GOAL: Show all lines of the listing that hold the word "JSON".

::::::

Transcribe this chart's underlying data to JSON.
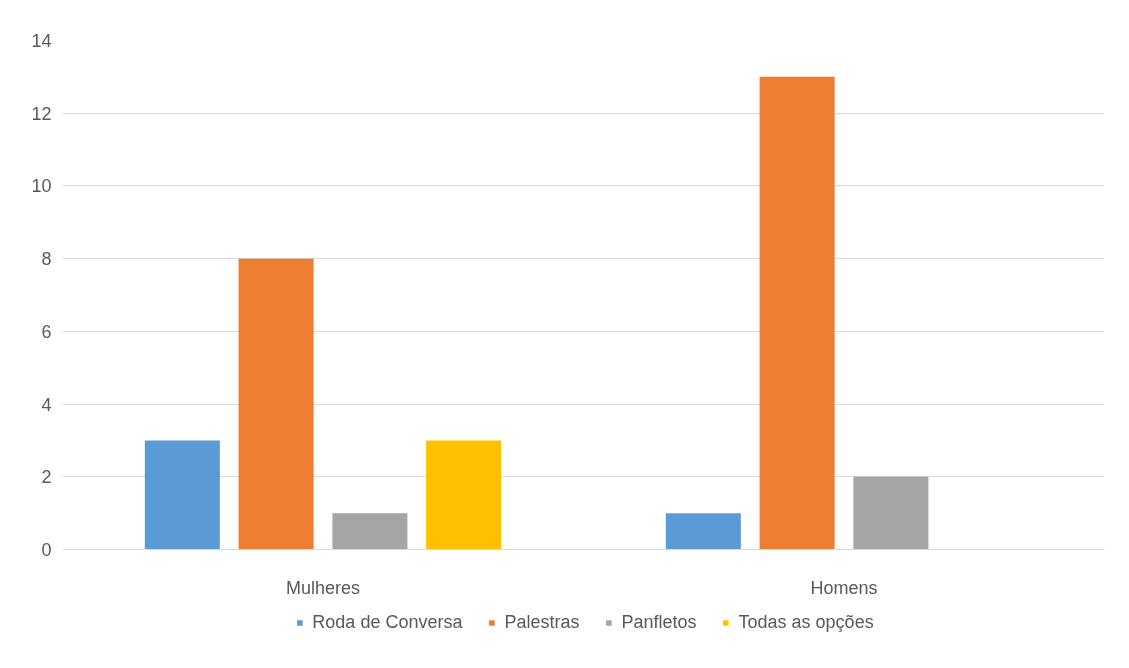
{
  "chart_data": {
    "type": "bar",
    "categories": [
      "Mulheres",
      "Homens"
    ],
    "series": [
      {
        "name": "Roda de Conversa",
        "color": "#5b9bd5",
        "values": [
          3,
          1
        ]
      },
      {
        "name": "Palestras",
        "color": "#ed7d31",
        "values": [
          8,
          13
        ]
      },
      {
        "name": "Panfletos",
        "color": "#a5a5a5",
        "values": [
          1,
          2
        ]
      },
      {
        "name": "Todas as opções",
        "color": "#ffc000",
        "values": [
          3,
          0
        ]
      }
    ],
    "ylim": [
      0,
      14
    ],
    "yticks": [
      0,
      2,
      4,
      6,
      8,
      10,
      12,
      14
    ],
    "grid": "y",
    "legend": "bottom"
  }
}
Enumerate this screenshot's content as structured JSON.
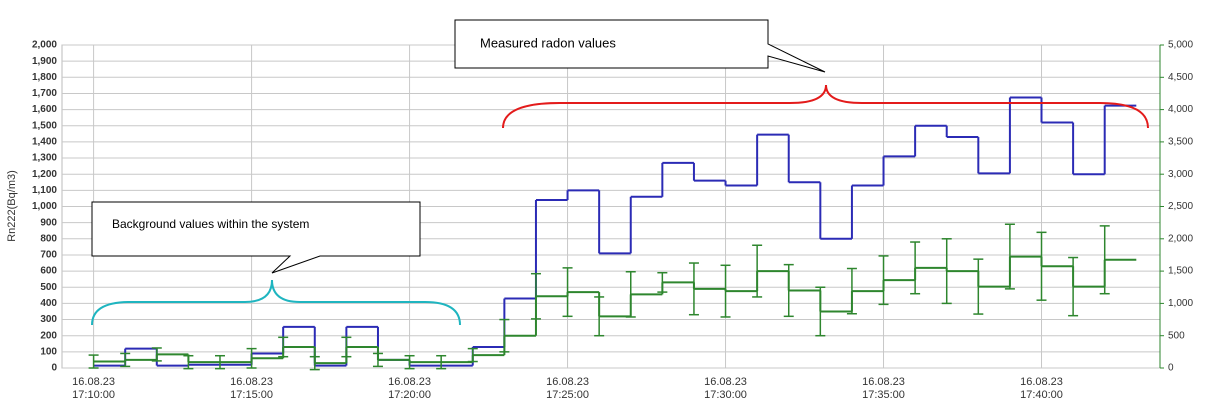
{
  "chart_data": {
    "type": "step",
    "ylabel": "Rn222(Bq/m3)",
    "annotations": [
      "Measured radon values",
      "Background values within the system"
    ],
    "x": [
      "16.08.23 17:10:00",
      "16.08.23 17:11:00",
      "16.08.23 17:12:00",
      "16.08.23 17:13:00",
      "16.08.23 17:14:00",
      "16.08.23 17:15:00",
      "16.08.23 17:16:00",
      "16.08.23 17:17:00",
      "16.08.23 17:18:00",
      "16.08.23 17:19:00",
      "16.08.23 17:20:00",
      "16.08.23 17:21:00",
      "16.08.23 17:22:00",
      "16.08.23 17:23:00",
      "16.08.23 17:24:00",
      "16.08.23 17:25:00",
      "16.08.23 17:26:00",
      "16.08.23 17:27:00",
      "16.08.23 17:28:00",
      "16.08.23 17:29:00",
      "16.08.23 17:30:00",
      "16.08.23 17:31:00",
      "16.08.23 17:32:00",
      "16.08.23 17:33:00",
      "16.08.23 17:34:00",
      "16.08.23 17:35:00",
      "16.08.23 17:36:00",
      "16.08.23 17:37:00",
      "16.08.23 17:38:00",
      "16.08.23 17:39:00",
      "16.08.23 17:40:00",
      "16.08.23 17:41:00",
      "16.08.23 17:42:00"
    ],
    "series": [
      {
        "color": "#2b2bb5",
        "axis": "y",
        "values": [
          15,
          120,
          15,
          20,
          20,
          90,
          255,
          15,
          255,
          50,
          15,
          15,
          130,
          430,
          1040,
          1100,
          710,
          1060,
          1270,
          1160,
          1130,
          1445,
          1150,
          800,
          1130,
          1310,
          1500,
          1430,
          1205,
          1675,
          1520,
          1200,
          1625
        ]
      },
      {
        "color": "#2e862e",
        "axis": "y2",
        "values": [
          100,
          125,
          210,
          90,
          90,
          150,
          325,
          75,
          325,
          125,
          90,
          90,
          200,
          500,
          1110,
          1175,
          800,
          1140,
          1325,
          1225,
          1190,
          1500,
          1200,
          875,
          1190,
          1360,
          1550,
          1500,
          1260,
          1725,
          1575,
          1260,
          1675
        ],
        "errors": [
          100,
          100,
          100,
          100,
          100,
          150,
          150,
          100,
          150,
          100,
          100,
          100,
          100,
          250,
          350,
          375,
          300,
          350,
          150,
          400,
          400,
          400,
          400,
          375,
          350,
          375,
          400,
          500,
          425,
          500,
          525,
          450,
          525
        ]
      }
    ],
    "xlim": [
      "16.08.23 17:09:00",
      "16.08.23 17:43:45"
    ],
    "xticks": [
      "16.08.23 17:10:00",
      "16.08.23 17:15:00",
      "16.08.23 17:20:00",
      "16.08.23 17:25:00",
      "16.08.23 17:30:00",
      "16.08.23 17:35:00",
      "16.08.23 17:40:00"
    ],
    "ylim": [
      0,
      2000
    ],
    "yticks": [
      0,
      100,
      200,
      300,
      400,
      500,
      600,
      700,
      800,
      900,
      {
        "value": 1000,
        "label": "1,000"
      },
      {
        "value": 1100,
        "label": "1,100"
      },
      {
        "value": 1200,
        "label": "1,200"
      },
      {
        "value": 1300,
        "label": "1,300"
      },
      {
        "value": 1400,
        "label": "1,400"
      },
      {
        "value": 1500,
        "label": "1,500"
      },
      {
        "value": 1600,
        "label": "1,600"
      },
      {
        "value": 1700,
        "label": "1,700"
      },
      {
        "value": 1800,
        "label": "1,800"
      },
      {
        "value": 1900,
        "label": "1,900"
      },
      {
        "value": 2000,
        "label": "2,000"
      }
    ],
    "y2lim": [
      0,
      5000
    ],
    "y2ticks": [
      0,
      500,
      {
        "value": 1000,
        "label": "1,000"
      },
      {
        "value": 1500,
        "label": "1,500"
      },
      {
        "value": 2000,
        "label": "2,000"
      },
      {
        "value": 2500,
        "label": "2,500"
      },
      {
        "value": 3000,
        "label": "3,000"
      },
      {
        "value": 3500,
        "label": "3,500"
      },
      {
        "value": 4000,
        "label": "4,000"
      },
      {
        "value": 4500,
        "label": "4,500"
      },
      {
        "value": 5000,
        "label": "5,000"
      }
    ],
    "grid": true
  }
}
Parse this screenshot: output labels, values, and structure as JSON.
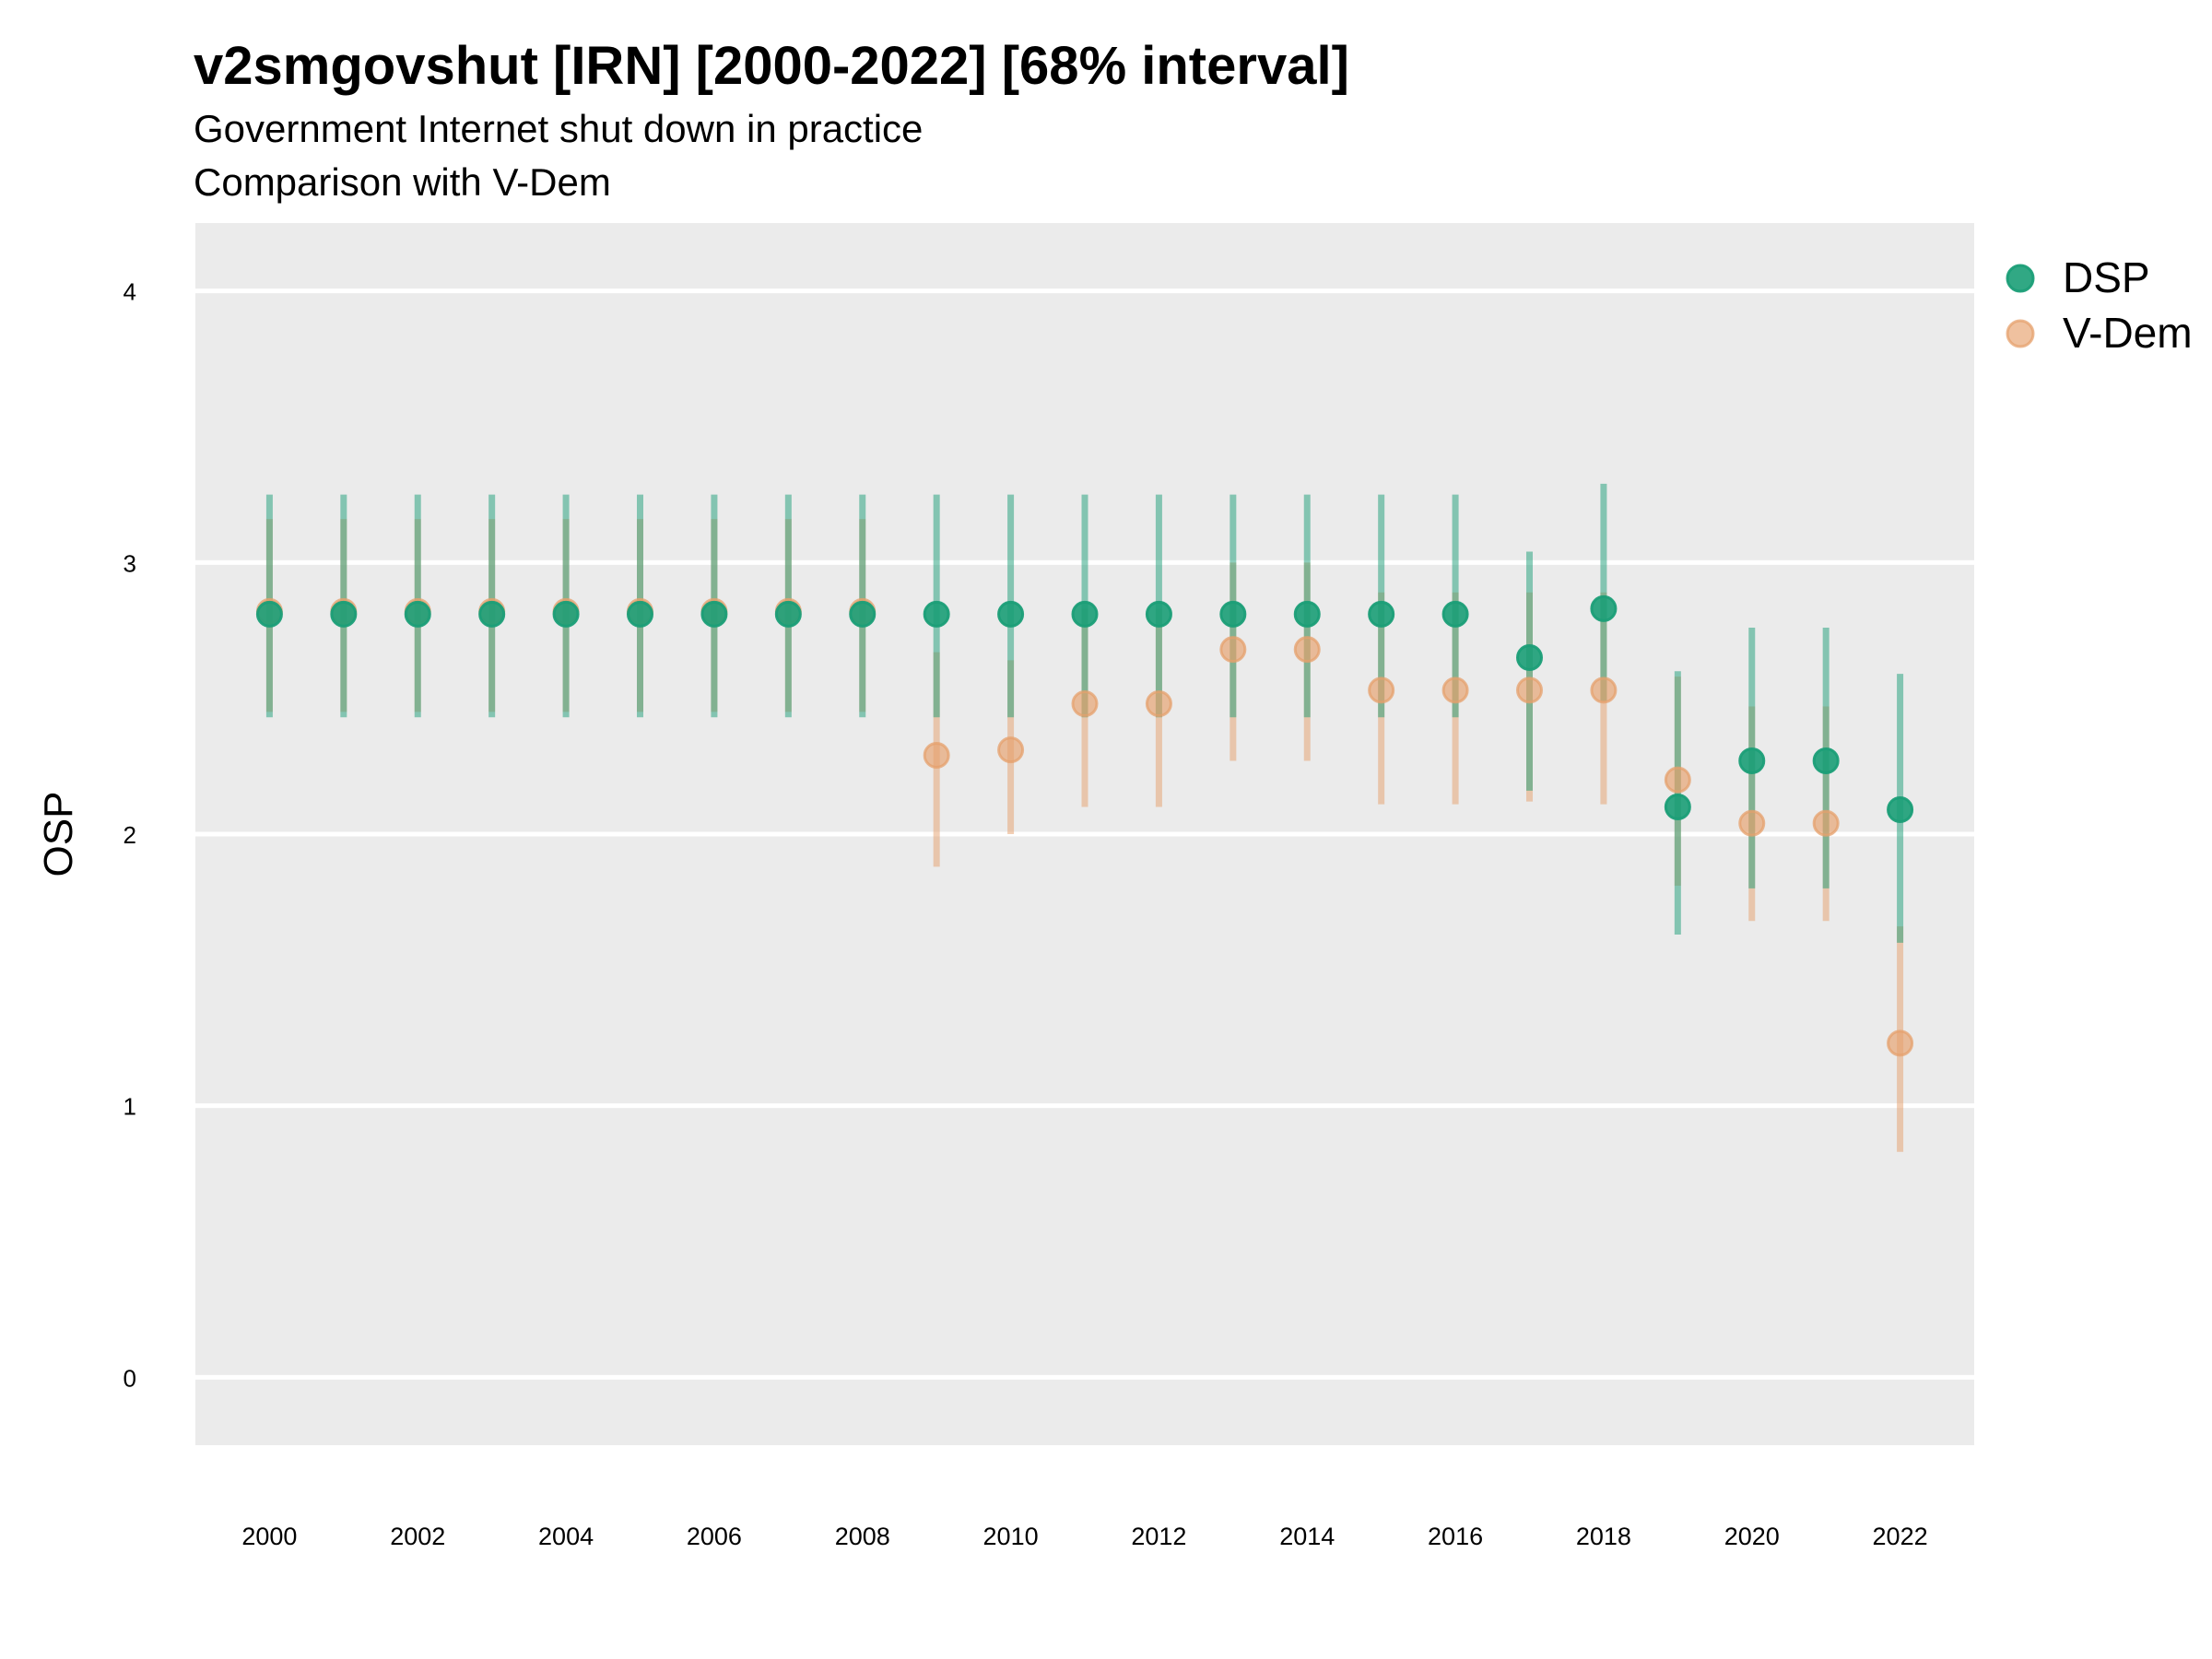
{
  "title": "v2smgovshut [IRN] [2000-2022] [68% interval]",
  "subtitle_1": "Government Internet shut down in practice",
  "subtitle_2": "Comparison with V-Dem",
  "colors": {
    "panel": "#EBEBEB",
    "grid": "#FFFFFF",
    "dsp": "#1B9E77",
    "vdem": "#E6A06C",
    "text": "#000000"
  },
  "chart_data": {
    "type": "scatter",
    "title": "v2smgovshut [IRN] [2000-2022] [68% interval]",
    "xlabel": "",
    "ylabel": "OSP",
    "ylim": [
      -0.25,
      4.25
    ],
    "xlim": [
      1999,
      2023
    ],
    "y_ticks": [
      "0",
      "1",
      "2",
      "3",
      "4"
    ],
    "x_ticks": [
      "2000",
      "2002",
      "2004",
      "2006",
      "2008",
      "2010",
      "2012",
      "2014",
      "2016",
      "2018",
      "2020",
      "2022"
    ],
    "grid": true,
    "legend_position": "right",
    "x": [
      2000,
      2001,
      2002,
      2003,
      2004,
      2005,
      2006,
      2007,
      2008,
      2009,
      2010,
      2011,
      2012,
      2013,
      2014,
      2015,
      2016,
      2017,
      2018,
      2019,
      2020,
      2021,
      2022
    ],
    "series": [
      {
        "name": "DSP",
        "color": "#1B9E77",
        "values": [
          2.81,
          2.81,
          2.81,
          2.81,
          2.81,
          2.81,
          2.81,
          2.81,
          2.81,
          2.81,
          2.81,
          2.81,
          2.81,
          2.81,
          2.81,
          2.81,
          2.81,
          2.65,
          2.83,
          2.1,
          2.27,
          2.27,
          2.09
        ],
        "lower": [
          2.43,
          2.43,
          2.43,
          2.43,
          2.43,
          2.43,
          2.43,
          2.43,
          2.43,
          2.43,
          2.43,
          2.43,
          2.43,
          2.43,
          2.43,
          2.43,
          2.43,
          2.16,
          2.49,
          1.63,
          1.8,
          1.8,
          1.6
        ],
        "upper": [
          3.25,
          3.25,
          3.25,
          3.25,
          3.25,
          3.25,
          3.25,
          3.25,
          3.25,
          3.25,
          3.25,
          3.25,
          3.25,
          3.25,
          3.25,
          3.25,
          3.25,
          3.04,
          3.29,
          2.6,
          2.76,
          2.76,
          2.59
        ]
      },
      {
        "name": "V-Dem",
        "color": "#E6A06C",
        "values": [
          2.82,
          2.82,
          2.82,
          2.82,
          2.82,
          2.82,
          2.82,
          2.82,
          2.82,
          2.29,
          2.31,
          2.48,
          2.48,
          2.68,
          2.68,
          2.53,
          2.53,
          2.53,
          2.53,
          2.2,
          2.04,
          2.04,
          1.23
        ],
        "lower": [
          2.45,
          2.45,
          2.45,
          2.45,
          2.45,
          2.45,
          2.45,
          2.45,
          2.45,
          1.88,
          2.0,
          2.1,
          2.1,
          2.27,
          2.27,
          2.11,
          2.11,
          2.12,
          2.11,
          1.81,
          1.68,
          1.68,
          0.83
        ],
        "upper": [
          3.16,
          3.16,
          3.16,
          3.16,
          3.16,
          3.16,
          3.16,
          3.16,
          3.16,
          2.67,
          2.64,
          2.83,
          2.83,
          3.0,
          3.0,
          2.89,
          2.89,
          2.89,
          2.89,
          2.58,
          2.47,
          2.47,
          1.66
        ]
      }
    ]
  }
}
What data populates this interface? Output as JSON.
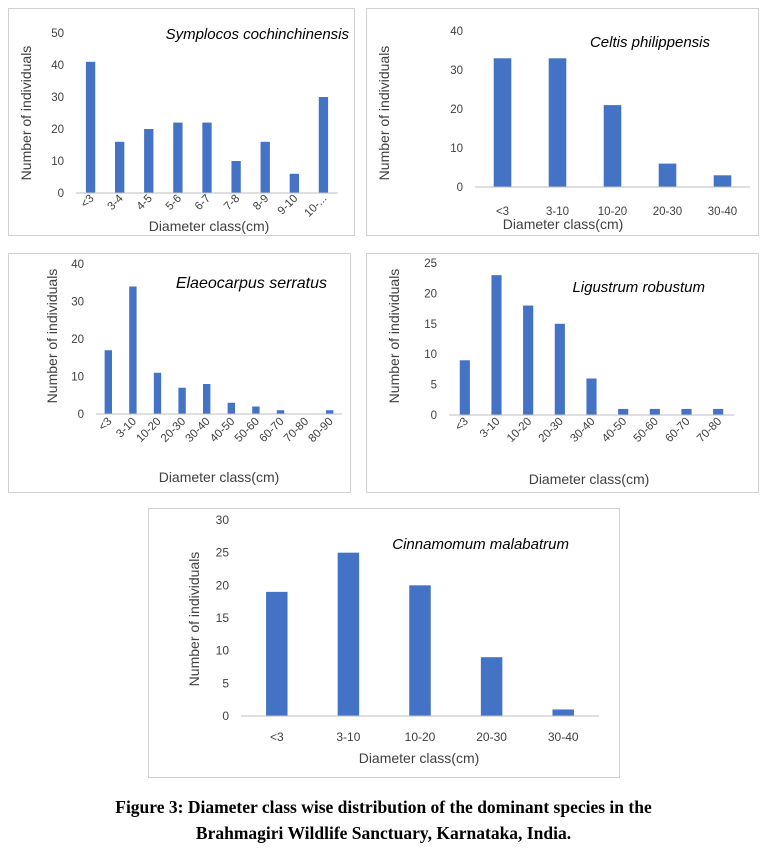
{
  "chart_data": [
    {
      "type": "bar",
      "title": "Symplocos cochinchinensis",
      "xlabel": "Diameter class(cm)",
      "ylabel": "Number of individuals",
      "categories": [
        "<3",
        "3-4",
        "4-5",
        "5-6",
        "6-7",
        "7-8",
        "8-9",
        "9-10",
        "10-..."
      ],
      "values": [
        41,
        16,
        20,
        22,
        22,
        10,
        16,
        6,
        30
      ],
      "ylim": [
        0,
        50
      ],
      "yticks": [
        "0",
        "10",
        "20",
        "30",
        "40",
        "50"
      ],
      "color": "#4472c4",
      "grid": false
    },
    {
      "type": "bar",
      "title": "Celtis philippensis",
      "xlabel": "Diameter class(cm)",
      "ylabel": "Number of individuals",
      "categories": [
        "<3",
        "3-10",
        "10-20",
        "20-30",
        "30-40"
      ],
      "values": [
        33,
        33,
        21,
        6,
        3
      ],
      "ylim": [
        0,
        40
      ],
      "yticks": [
        "0",
        "10",
        "20",
        "30",
        "40"
      ],
      "color": "#4472c4",
      "grid": false
    },
    {
      "type": "bar",
      "title": "Elaeocarpus serratus",
      "xlabel": "Diameter class(cm)",
      "ylabel": "Number of individuals",
      "categories": [
        "<3",
        "3-10",
        "10-20",
        "20-30",
        "30-40",
        "40-50",
        "50-60",
        "60-70",
        "70-80",
        "80-90"
      ],
      "values": [
        17,
        34,
        11,
        7,
        8,
        3,
        2,
        1,
        0,
        1
      ],
      "ylim": [
        0,
        40
      ],
      "yticks": [
        "0",
        "10",
        "20",
        "30",
        "40"
      ],
      "color": "#4472c4",
      "grid": false
    },
    {
      "type": "bar",
      "title": "Ligustrum robustum",
      "xlabel": "Diameter class(cm)",
      "ylabel": "Number of individuals",
      "categories": [
        "<3",
        "3-10",
        "10-20",
        "20-30",
        "30-40",
        "40-50",
        "50-60",
        "60-70",
        "70-80"
      ],
      "values": [
        9,
        23,
        18,
        15,
        6,
        1,
        1,
        1,
        1
      ],
      "ylim": [
        0,
        25
      ],
      "yticks": [
        "0",
        "5",
        "10",
        "15",
        "20",
        "25"
      ],
      "color": "#4472c4",
      "grid": false
    },
    {
      "type": "bar",
      "title": "Cinnamomum malabatrum",
      "xlabel": "Diameter class(cm)",
      "ylabel": "Number of individuals",
      "categories": [
        "<3",
        "3-10",
        "10-20",
        "20-30",
        "30-40"
      ],
      "values": [
        19,
        25,
        20,
        9,
        1
      ],
      "ylim": [
        0,
        30
      ],
      "yticks": [
        "0",
        "5",
        "10",
        "15",
        "20",
        "25",
        "30"
      ],
      "color": "#4472c4",
      "grid": false
    }
  ],
  "caption": {
    "line1": "Figure 3: Diameter class wise distribution of the dominant species in the",
    "line2": "Brahmagiri Wildlife Sanctuary, Karnataka, India."
  }
}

::::::

TASK RESULT:
Transcribe this chart's underlying data to JSON.
Enumerate this screenshot's content as structured JSON.
Parse this screenshot: output labels, values, and structure as JSON.
What data populates this interface? Output as JSON.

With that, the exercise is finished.